-- Stored records --
☆ ☆ ☆ ☆

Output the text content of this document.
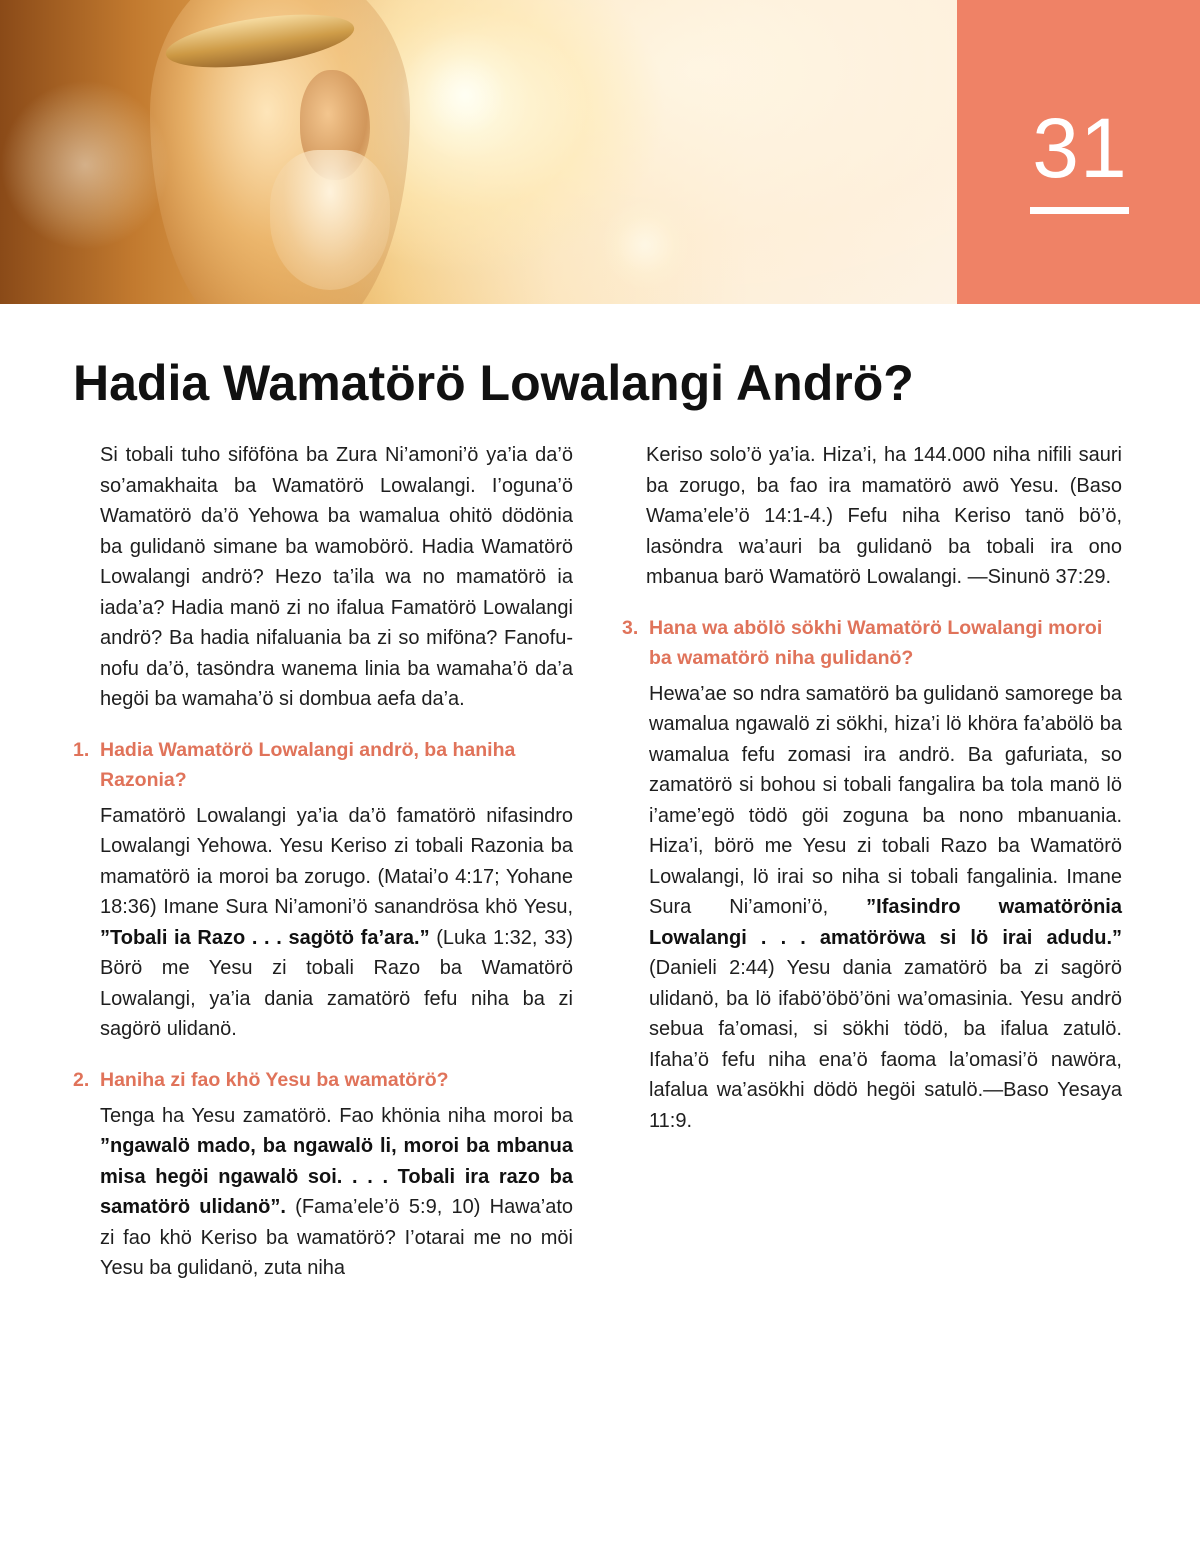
31
Hadia Wamatörö Lowalangi Andrö?

Si tobali tuho siföföna ba Zura Ni’amoni’ö ya’ia da’ö so’amakhaita ba Wamatörö Lowalangi. I’oguna’ö Wamatörö da’ö Yehowa ba wamalua ohitö dödönia ba gulidanö simane ba wamobörö. Hadia Wamatörö Lowalangi andrö? Hezo ta’ila wa no mamatörö ia iada’a? Hadia manö zi no ifalua Famatörö Lowalangi andrö? Ba hadia nifaluania ba zi so miföna? Fanofu-nofu da’ö, tasöndra wanema linia ba wamaha’ö da’a hegöi ba wamaha’ö si dombua aefa da’a.

1. Hadia Wamatörö Lowalangi andrö, ba haniha Razonia?

Famatörö Lowalangi ya’ia da’ö famatörö nifasindro Lowalangi Yehowa. Yesu Keriso zi tobali Razonia ba mamatörö ia moroi ba zorugo. (Matai’o 4:17; Yohane 18:36) Imane Sura Ni’amoni’ö sanandrösa khö Yesu, ”Tobali ia Razo . . . sagötö fa’ara.” (Luka 1:32, 33) Börö me Yesu zi tobali Razo ba Wamatörö Lowalangi, ya’ia dania zamatörö fefu niha ba zi sagörö ulidanö.

2. Haniha zi fao khö Yesu ba wamatörö?

Tenga ha Yesu zamatörö. Fao khönia niha moroi ba ”ngawalö mado, ba ngawalö li, moroi ba mbanua misa hegöi ngawalö soi. . . . Tobali ira razo ba samatörö ulidanö”. (Fama’ele’ö 5:9, 10) Hawa’ato zi fao khö Keriso ba wamatörö? I’otarai me no möi Yesu ba gulidanö, zuta niha

Keriso solo’ö ya’ia. Hiza’i, ha 144.000 niha nifili sauri ba zorugo, ba fao ira mamatörö awö Yesu. (Baso Wama’ele’ö 14:1-4.) Fefu niha Keriso tanö bö’ö, lasöndra wa’auri ba gulidanö ba tobali ira ono mbanua barö Wamatörö Lowalangi. —Sinunö 37:29.

3. Hana wa abölö sökhi Wamatörö Lowalangi moroi ba wamatörö niha gulidanö?

Hewa’ae so ndra samatörö ba gulidanö samorege ba wamalua ngawalö zi sökhi, hiza’i lö khöra fa’abölö ba wamalua fefu zomasi ira andrö. Ba gafuriata, so zamatörö si bohou si tobali fangalira ba tola manö lö i’ame’egö tödö göi zoguna ba nono mbanuania. Hiza’i, börö me Yesu zi tobali Razo ba Wamatörö Lowalangi, lö irai so niha si tobali fangalinia. Imane Sura Ni’amoni’ö, ”Ifasindro wamatörönia Lowalangi . . . amatöröwa si lö irai adudu.” (Danieli 2:44) Yesu dania zamatörö ba zi sagörö ulidanö, ba lö ifabö’öbö’öni wa’omasinia. Yesu andrö sebua fa’omasi, si sökhi tödö, ba ifalua zatulö. Ifaha’ö fefu niha ena’ö faoma la’omasi’ö nawöra, lafalua wa’asökhi dödö hegöi satulö.—Baso Yesaya 11:9.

☆ ☆ ☆ ☆

-- What is expected --
Transcribe all the records above word for word, without their images.

-- Answer to the exercise --
Output the text content of this document.
31
Hadia Wamatörö Lowalangi Andrö?

Si tobali tuho siföföna ba Zura Ni’amoni’ö ya’ia da’ö so’amakhaita ba Wamatörö Lowalangi. I’oguna’ö Wamatörö da’ö Yehowa ba wamalua ohitö dödönia ba gulidanö simane ba wamobörö. Hadia Wamatörö Lowalangi andrö? Hezo ta’ila wa no mamatörö ia iada’a? Hadia manö zi no ifalua Famatörö Lowalangi andrö? Ba hadia nifaluania ba zi so miföna? Fanofu-nofu da’ö, tasöndra wanema linia ba wamaha’ö da’a hegöi ba wamaha’ö si dombua aefa da’a.

1. Hadia Wamatörö Lowalangi andrö, ba haniha Razonia?

Famatörö Lowalangi ya’ia da’ö famatörö nifasindro Lowalangi Yehowa. Yesu Keriso zi tobali Razonia ba mamatörö ia moroi ba zorugo. (Matai’o 4:17; Yohane 18:36) Imane Sura Ni’amoni’ö sanandrösa khö Yesu, ”Tobali ia Razo . . . sagötö fa’ara.” (Luka 1:32, 33) Börö me Yesu zi tobali Razo ba Wamatörö Lowalangi, ya’ia dania zamatörö fefu niha ba zi sagörö ulidanö.

2. Haniha zi fao khö Yesu ba wamatörö?

Tenga ha Yesu zamatörö. Fao khönia niha moroi ba ”ngawalö mado, ba ngawalö li, moroi ba mbanua misa hegöi ngawalö soi. . . . Tobali ira razo ba samatörö ulidanö”. (Fama’ele’ö 5:9, 10) Hawa’ato zi fao khö Keriso ba wamatörö? I’otarai me no möi Yesu ba gulidanö, zuta niha

Keriso solo’ö ya’ia. Hiza’i, ha 144.000 niha nifili sauri ba zorugo, ba fao ira mamatörö awö Yesu. (Baso Wama’ele’ö 14:1-4.) Fefu niha Keriso tanö bö’ö, lasöndra wa’auri ba gulidanö ba tobali ira ono mbanua barö Wamatörö Lowalangi. —Sinunö 37:29.

3. Hana wa abölö sökhi Wamatörö Lowalangi moroi ba wamatörö niha gulidanö?

Hewa’ae so ndra samatörö ba gulidanö samorege ba wamalua ngawalö zi sökhi, hiza’i lö khöra fa’abölö ba wamalua fefu zomasi ira andrö. Ba gafuriata, so zamatörö si bohou si tobali fangalira ba tola manö lö i’ame’egö tödö göi zoguna ba nono mbanuania. Hiza’i, börö me Yesu zi tobali Razo ba Wamatörö Lowalangi, lö irai so niha si tobali fangalinia. Imane Sura Ni’amoni’ö, ”Ifasindro wamatörönia Lowalangi . . . amatöröwa si lö irai adudu.” (Danieli 2:44) Yesu dania zamatörö ba zi sagörö ulidanö, ba lö ifabö’öbö’öni wa’omasinia. Yesu andrö sebua fa’omasi, si sökhi tödö, ba ifalua zatulö. Ifaha’ö fefu niha ena’ö faoma la’omasi’ö nawöra, lafalua wa’asökhi dödö hegöi satulö.—Baso Yesaya 11:9.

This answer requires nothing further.